Work to be completed. What is the count of lines in the listing below that hold the string "Abbrechen"? Reply with that number alone.

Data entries

------------

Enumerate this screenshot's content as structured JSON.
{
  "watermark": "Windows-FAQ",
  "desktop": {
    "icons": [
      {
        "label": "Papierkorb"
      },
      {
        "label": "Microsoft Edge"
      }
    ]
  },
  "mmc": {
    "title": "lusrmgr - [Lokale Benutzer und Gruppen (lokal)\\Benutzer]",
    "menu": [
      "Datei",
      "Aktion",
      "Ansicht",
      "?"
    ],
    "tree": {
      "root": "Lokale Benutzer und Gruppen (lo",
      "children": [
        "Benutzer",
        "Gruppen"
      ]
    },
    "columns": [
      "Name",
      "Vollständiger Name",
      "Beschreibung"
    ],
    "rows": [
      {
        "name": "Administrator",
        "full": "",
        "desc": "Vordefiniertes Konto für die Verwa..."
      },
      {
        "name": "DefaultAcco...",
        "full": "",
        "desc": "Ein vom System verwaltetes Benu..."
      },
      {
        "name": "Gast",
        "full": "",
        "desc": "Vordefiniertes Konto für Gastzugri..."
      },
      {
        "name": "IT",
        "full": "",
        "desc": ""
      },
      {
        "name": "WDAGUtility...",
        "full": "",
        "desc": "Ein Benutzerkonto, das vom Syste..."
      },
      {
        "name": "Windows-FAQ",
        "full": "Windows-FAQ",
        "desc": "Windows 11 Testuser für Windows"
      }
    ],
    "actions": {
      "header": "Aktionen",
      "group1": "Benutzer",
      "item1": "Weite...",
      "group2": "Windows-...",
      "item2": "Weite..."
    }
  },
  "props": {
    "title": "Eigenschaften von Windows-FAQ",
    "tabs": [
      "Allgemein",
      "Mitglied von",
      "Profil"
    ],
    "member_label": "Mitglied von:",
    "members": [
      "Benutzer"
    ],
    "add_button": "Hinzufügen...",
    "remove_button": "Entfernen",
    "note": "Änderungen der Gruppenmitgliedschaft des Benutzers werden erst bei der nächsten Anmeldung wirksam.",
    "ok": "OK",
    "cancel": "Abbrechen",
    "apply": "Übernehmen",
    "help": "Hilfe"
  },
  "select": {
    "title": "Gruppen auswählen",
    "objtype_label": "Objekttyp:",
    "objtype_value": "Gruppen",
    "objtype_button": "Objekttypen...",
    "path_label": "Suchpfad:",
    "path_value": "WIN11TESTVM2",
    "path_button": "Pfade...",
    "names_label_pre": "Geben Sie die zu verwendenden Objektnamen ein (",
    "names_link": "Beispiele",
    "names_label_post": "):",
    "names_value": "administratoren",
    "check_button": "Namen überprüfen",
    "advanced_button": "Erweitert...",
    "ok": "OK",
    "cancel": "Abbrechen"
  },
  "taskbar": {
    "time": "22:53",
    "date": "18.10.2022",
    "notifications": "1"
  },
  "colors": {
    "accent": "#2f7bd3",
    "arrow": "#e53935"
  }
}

------------

Reply to the task. 2